-- START OF Selected extract --
I believe I have a copy of that , I'll go look . thanks.
"Do a search on Caprotti valve gear."
ok
thx A
 
Thanks Charles. When I find that elusive Round Tuition I'll consider tracking down a copy for a bed-time read. Just have to get through the dozen or so similar books I inherited from father and 2 grandfathers, including the 1890s print of Maxwell's electromagnetic theory. So much to learn and experience, so little time....
K
 
Thanks Charles. When I find that elusive Round Tuition I'll consider tracking down a copy for a bed-time read. Just have to get through the dozen or so similar books I inherited from father and 2 grandfathers, including the 1890s print of Maxwell's electromagnetic theory. So much to learn and experience, so little time....
K
Just be careful when you read in Maxwell's theory that when "the four equations" are explained--those are NOT Maxwell's equations. Maxwell had 20 equations. It was Oliver Heavyside who took those 20 equations when he found them and condensed them down to the well know four equations which Maxwell gets the credit for. If you can find it, Heavyside's explanation of that is out there in his published stuff somewhere. I get upset by Maxwell getting the false credit. Heavyside was very important but gets extremely little credit for the great stuff he didded.
 
Hi Richard,
I worked on Air "motors" - well single stroke actuators for Circuit breakers - back in the 1980s.
Very simple 2 piston assemblies, providing Huge forces for a short stroke - driven from an air receiver - with much lower forces for the return stroke. I am vague on how we did the calculations, but as we were dealing with non-condensing gases we would simply have used the gas laws... for adiabatic expansion.
But for the Uni-flow engines, the calculations or the steam driven stroke should be like any engine, and allowing for adequate passages and hot engine, with adequate super-heat, the "filling" should obey the gas laws for Steam expansion, with adjustment if it cools to condensing condition. (Insufficient superheat). Now as the steam in the cylinder is dry, you can use the gas laws to expand through the exhaust to a huge volume (the world) - which will be a constant pressure, to 3 decimal places! If however the steam has expanded to wet condition before the exhaust opens, then you will need to determine the steam pressure upon opening from steam tables, which (I think?) will account for the condensation...
-- END OF Selected extract --
* **Challenges**:
1. In the forum thread, who condensed Maxwell's equations down to four?
2. Write the next part of the forum thread, starting after its final sentence.
-- START OF Raw records --
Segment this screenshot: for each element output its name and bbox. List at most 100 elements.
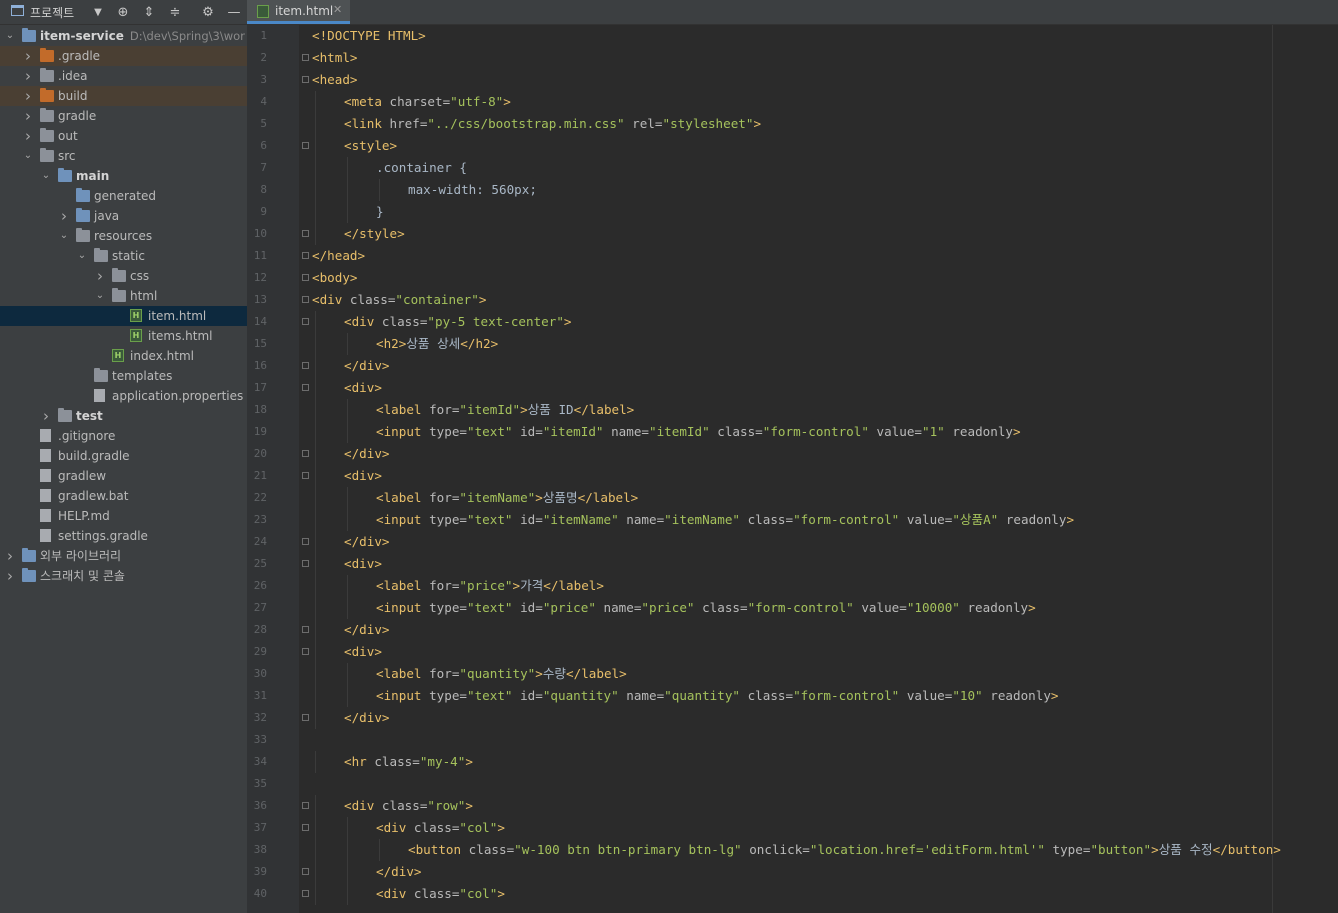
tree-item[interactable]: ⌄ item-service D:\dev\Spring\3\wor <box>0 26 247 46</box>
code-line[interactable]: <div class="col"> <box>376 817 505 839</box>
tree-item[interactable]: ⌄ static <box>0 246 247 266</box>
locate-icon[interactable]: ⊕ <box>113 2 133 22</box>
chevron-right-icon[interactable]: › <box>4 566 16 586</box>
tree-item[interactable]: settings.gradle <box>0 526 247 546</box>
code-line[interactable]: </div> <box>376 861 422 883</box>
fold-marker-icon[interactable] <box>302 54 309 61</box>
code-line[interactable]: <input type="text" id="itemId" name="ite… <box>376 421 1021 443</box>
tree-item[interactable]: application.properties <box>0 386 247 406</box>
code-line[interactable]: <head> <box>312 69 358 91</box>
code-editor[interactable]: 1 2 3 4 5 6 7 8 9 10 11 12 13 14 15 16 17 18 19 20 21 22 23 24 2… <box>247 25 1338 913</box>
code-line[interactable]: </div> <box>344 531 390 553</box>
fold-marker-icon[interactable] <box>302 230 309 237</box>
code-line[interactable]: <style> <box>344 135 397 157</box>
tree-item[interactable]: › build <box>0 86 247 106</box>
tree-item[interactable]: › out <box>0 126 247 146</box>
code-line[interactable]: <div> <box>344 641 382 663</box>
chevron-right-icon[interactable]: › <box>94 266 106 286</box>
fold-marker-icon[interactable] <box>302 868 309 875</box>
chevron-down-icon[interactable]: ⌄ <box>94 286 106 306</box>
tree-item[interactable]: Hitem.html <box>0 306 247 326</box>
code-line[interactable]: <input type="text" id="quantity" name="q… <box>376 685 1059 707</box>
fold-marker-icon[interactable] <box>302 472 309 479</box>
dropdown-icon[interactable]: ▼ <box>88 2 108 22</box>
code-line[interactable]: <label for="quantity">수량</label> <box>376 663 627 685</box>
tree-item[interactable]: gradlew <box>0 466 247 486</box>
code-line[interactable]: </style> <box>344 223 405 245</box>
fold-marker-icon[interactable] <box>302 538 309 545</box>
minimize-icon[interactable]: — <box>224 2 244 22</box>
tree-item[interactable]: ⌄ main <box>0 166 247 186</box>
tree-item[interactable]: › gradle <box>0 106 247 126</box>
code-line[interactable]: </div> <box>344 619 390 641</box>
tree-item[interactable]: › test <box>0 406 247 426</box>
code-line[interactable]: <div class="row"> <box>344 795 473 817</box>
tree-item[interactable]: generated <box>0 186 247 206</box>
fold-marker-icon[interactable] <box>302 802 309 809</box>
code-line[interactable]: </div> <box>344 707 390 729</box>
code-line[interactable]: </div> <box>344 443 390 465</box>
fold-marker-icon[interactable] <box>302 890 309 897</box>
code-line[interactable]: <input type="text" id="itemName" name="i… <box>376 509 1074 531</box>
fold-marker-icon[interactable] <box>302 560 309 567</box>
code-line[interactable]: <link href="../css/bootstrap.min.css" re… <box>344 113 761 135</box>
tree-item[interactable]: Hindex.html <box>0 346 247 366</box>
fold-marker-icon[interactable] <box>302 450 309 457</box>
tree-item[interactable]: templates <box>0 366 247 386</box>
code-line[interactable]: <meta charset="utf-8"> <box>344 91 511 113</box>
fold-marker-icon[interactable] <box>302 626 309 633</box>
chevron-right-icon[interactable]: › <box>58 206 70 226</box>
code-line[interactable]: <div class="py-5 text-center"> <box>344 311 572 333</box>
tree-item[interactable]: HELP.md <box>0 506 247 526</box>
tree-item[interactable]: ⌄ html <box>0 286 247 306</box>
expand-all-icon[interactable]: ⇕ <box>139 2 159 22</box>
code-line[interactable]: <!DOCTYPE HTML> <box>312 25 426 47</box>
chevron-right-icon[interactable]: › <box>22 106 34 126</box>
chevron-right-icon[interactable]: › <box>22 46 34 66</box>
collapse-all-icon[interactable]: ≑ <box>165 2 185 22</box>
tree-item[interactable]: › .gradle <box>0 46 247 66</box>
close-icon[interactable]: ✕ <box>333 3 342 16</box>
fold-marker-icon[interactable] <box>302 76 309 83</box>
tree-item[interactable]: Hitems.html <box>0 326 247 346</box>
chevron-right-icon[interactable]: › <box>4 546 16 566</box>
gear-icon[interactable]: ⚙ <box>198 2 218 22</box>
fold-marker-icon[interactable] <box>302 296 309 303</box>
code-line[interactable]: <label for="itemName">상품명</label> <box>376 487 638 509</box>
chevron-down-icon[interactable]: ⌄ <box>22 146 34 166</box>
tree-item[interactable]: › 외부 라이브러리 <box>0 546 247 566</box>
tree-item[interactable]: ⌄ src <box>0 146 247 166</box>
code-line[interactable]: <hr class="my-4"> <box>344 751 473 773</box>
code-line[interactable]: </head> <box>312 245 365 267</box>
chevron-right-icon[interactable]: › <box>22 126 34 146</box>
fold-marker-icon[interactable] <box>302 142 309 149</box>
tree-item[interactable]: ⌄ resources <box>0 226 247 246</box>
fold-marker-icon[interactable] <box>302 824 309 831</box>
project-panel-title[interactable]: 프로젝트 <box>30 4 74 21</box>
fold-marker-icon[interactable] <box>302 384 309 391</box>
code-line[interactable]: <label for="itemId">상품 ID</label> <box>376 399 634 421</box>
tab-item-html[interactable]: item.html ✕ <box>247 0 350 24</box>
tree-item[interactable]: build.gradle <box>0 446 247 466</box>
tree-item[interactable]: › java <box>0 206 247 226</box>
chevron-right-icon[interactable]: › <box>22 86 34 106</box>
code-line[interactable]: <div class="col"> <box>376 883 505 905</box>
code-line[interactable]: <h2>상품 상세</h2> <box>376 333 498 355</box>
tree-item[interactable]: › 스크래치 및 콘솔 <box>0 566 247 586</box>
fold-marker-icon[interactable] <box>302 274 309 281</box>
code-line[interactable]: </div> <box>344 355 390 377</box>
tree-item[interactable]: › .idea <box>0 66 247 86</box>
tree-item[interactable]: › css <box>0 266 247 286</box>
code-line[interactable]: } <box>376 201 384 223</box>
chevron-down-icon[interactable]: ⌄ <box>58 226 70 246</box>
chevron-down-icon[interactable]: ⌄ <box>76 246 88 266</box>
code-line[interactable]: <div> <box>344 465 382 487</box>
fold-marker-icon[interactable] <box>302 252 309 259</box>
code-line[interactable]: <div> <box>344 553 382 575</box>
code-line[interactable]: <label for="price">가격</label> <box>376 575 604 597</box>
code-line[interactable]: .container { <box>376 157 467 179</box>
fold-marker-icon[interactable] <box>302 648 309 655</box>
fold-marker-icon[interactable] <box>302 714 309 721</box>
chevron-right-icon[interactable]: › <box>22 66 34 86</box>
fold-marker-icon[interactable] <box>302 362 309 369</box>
-- END OF Raw records --
* **Answers**:
1. Oliver Heavyside condensed Maxwell's 20 equations down to four.

2.
I haven't sat down to write the maths, but it should not be difficult - if you have the brain to understand Maxwell, Heavyside and co! From what I remember of 50 odd years ago, Boyle & co were relatively simple by comparison... It was Plank and Schroedinger that blew me away...
 
If you can find it, Heavyside's explanation of that is out there in his published stuff somewhere. I get upset by Maxwell getting the false credit.
Heavyside himself considered that it should be called Maxwell's theory and said as much in the first volume of his Electromagnetic Theory books. And Oliver Heavyside is reasonably well known in mathematics with at least a few theorems and functions named after him. For a self-taught guy he did some remarkable work (actually even for a fully-trained guy he did some remarkable work!).
 
Heavyside himself considered that it should be called Maxwell's theory and said as much in the first volume of his Electromagnetic Theory books. And Oliver Heavyside is reasonably well known in mathematics with at least a few theorems and functions named after him. For a self-taught guy he did some remarkable work (actually even for a fully-trained guy he did some remarkable work!).
I didn't know Heavyside considered that as you say. Even so, I thimk that today, it should be called the Maxwell-Heavyside equations. The Theory is Maxwell's but the equations are not. Yes. It certainly surprises me that so many peeps on this forum are familiar with Heavyside. It is a pleasure.
 
Hi Richard,
I worked on Air "motors" - well single stroke actuators for Circuit breakers - back in the 1980s.
Very simple 2 piston assemblies, providing Huge forces for a short stroke - driven from an air receiver - with much lower forces for the return stroke. I am vague on how we did the calculations, but as we were dealing with non-condensing gases we would simply have used the gas laws... for adiabatic expansion.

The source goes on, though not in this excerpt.